═══ Data shown
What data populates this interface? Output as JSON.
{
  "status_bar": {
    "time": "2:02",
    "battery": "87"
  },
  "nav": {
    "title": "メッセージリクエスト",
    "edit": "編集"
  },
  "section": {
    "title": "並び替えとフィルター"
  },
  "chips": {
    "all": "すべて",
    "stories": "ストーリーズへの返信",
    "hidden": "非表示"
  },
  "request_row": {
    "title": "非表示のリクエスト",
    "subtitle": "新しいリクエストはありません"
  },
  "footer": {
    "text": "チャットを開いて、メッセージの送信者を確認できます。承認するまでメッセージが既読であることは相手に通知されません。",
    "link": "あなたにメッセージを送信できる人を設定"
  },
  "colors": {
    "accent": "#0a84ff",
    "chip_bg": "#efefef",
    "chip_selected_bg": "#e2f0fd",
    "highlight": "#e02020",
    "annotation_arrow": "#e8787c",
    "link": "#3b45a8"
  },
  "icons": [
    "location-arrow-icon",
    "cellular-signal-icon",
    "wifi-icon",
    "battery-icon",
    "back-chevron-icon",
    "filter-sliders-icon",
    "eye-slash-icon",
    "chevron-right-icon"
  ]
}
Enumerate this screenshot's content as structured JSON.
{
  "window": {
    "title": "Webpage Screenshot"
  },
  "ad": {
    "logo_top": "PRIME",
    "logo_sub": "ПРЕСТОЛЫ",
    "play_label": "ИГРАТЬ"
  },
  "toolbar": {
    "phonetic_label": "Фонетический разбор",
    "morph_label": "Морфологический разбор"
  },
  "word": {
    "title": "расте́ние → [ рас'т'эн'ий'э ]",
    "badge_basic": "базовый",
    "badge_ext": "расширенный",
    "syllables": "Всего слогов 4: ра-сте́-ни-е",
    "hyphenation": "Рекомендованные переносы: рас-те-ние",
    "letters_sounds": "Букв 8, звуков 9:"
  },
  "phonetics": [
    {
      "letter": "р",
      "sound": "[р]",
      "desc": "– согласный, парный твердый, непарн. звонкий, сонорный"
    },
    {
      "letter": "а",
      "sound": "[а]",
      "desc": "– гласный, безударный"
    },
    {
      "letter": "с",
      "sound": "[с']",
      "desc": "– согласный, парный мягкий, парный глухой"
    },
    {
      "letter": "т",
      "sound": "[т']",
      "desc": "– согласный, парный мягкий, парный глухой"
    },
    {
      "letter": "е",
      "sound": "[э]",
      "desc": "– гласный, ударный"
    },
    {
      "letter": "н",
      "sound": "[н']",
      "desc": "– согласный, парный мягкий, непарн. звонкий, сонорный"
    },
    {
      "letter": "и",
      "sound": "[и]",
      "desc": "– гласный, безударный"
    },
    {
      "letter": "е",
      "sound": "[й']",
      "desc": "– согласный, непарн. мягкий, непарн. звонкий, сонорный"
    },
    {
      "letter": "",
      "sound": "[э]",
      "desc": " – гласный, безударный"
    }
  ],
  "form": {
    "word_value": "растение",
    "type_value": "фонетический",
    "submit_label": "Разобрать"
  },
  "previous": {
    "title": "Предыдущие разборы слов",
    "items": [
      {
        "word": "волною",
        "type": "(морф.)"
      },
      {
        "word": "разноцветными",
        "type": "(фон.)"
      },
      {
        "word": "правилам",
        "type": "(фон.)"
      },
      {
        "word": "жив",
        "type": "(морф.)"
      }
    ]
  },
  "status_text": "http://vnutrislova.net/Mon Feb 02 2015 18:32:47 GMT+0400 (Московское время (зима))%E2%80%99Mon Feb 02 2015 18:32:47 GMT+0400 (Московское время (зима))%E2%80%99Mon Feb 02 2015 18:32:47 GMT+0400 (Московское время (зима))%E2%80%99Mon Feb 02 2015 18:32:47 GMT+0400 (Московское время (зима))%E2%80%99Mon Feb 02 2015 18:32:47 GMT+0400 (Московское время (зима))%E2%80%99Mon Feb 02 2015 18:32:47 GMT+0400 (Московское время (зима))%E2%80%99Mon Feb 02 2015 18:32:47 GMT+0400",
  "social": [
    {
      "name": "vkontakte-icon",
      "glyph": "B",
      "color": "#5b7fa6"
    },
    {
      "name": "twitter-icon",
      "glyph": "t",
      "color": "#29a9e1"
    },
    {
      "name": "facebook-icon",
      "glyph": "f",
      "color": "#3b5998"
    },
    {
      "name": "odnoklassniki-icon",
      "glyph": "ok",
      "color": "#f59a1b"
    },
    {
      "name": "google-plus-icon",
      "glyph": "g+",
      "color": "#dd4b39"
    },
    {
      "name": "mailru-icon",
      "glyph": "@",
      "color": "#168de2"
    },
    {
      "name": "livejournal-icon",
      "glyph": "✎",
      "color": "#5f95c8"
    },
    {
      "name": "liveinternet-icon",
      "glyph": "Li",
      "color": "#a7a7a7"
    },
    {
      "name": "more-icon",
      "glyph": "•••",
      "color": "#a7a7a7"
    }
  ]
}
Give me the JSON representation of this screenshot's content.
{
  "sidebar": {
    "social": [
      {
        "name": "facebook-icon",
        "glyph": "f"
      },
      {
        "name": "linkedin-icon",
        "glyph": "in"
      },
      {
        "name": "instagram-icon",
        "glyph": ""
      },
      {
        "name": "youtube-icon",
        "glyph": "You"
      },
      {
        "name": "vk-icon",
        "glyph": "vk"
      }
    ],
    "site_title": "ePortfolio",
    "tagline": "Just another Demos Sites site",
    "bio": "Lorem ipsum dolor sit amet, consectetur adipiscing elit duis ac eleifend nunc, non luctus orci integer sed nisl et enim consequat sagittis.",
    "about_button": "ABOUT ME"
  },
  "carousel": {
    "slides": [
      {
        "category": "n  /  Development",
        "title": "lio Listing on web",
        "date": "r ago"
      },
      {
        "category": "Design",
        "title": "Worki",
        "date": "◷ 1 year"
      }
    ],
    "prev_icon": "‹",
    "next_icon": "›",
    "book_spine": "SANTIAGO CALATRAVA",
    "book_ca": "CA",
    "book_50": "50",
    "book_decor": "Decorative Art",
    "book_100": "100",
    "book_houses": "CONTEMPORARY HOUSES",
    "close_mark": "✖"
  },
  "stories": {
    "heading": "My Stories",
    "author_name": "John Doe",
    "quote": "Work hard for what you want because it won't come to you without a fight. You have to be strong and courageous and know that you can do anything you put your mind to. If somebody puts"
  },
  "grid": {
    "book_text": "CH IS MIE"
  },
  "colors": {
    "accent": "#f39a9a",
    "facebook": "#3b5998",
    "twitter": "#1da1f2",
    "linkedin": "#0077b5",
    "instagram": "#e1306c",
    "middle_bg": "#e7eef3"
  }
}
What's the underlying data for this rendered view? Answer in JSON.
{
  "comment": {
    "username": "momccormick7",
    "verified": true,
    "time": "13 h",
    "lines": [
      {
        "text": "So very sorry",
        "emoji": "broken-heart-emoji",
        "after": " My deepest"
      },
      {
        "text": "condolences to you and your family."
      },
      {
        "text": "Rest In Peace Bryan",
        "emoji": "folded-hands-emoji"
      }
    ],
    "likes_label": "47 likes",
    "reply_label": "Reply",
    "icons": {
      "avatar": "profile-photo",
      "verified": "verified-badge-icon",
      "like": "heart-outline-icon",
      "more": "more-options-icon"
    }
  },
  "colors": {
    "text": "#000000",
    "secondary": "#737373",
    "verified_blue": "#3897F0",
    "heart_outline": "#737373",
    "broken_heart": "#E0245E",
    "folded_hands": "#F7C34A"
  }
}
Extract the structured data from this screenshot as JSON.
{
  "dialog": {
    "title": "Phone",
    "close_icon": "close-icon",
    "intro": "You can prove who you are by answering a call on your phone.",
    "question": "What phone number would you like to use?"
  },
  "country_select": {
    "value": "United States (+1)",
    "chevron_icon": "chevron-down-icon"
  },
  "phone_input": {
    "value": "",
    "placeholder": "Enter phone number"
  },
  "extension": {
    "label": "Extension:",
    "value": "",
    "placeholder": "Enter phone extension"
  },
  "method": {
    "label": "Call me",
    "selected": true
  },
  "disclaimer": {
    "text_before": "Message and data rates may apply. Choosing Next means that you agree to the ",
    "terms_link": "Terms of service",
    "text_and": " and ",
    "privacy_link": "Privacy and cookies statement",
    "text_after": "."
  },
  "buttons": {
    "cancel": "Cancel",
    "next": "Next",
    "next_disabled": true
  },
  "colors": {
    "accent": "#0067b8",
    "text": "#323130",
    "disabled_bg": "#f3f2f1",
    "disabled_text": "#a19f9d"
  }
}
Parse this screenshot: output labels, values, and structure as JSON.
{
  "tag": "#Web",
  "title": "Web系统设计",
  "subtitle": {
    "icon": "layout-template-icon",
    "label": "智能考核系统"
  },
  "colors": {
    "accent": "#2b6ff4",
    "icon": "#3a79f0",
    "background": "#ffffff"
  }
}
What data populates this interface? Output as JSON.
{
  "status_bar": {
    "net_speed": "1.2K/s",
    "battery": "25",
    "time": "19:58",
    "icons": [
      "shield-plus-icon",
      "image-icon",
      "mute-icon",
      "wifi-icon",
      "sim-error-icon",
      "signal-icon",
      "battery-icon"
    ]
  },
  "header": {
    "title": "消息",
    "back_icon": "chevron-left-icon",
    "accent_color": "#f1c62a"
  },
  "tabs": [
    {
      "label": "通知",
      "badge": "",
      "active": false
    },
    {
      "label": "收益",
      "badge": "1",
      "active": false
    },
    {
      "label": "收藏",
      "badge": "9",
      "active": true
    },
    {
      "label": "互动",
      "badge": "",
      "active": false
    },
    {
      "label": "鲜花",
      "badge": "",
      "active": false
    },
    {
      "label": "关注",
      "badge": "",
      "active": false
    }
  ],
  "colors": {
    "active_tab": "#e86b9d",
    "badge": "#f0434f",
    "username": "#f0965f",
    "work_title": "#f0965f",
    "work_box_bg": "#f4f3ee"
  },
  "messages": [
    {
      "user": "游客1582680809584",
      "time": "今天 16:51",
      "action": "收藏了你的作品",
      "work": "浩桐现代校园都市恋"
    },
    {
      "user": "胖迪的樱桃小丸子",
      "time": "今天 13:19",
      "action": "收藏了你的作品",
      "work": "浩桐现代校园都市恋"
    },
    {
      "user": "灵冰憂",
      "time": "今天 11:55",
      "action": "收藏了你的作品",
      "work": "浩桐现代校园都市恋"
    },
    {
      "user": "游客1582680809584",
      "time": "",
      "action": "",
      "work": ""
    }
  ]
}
══════
### Required work
Check every line of the data, and copy the ones that contain "content".

### Result of this task
Enumerate this screenshot's content as structured JSON.
Give me the JSON representation of this screenshot's content.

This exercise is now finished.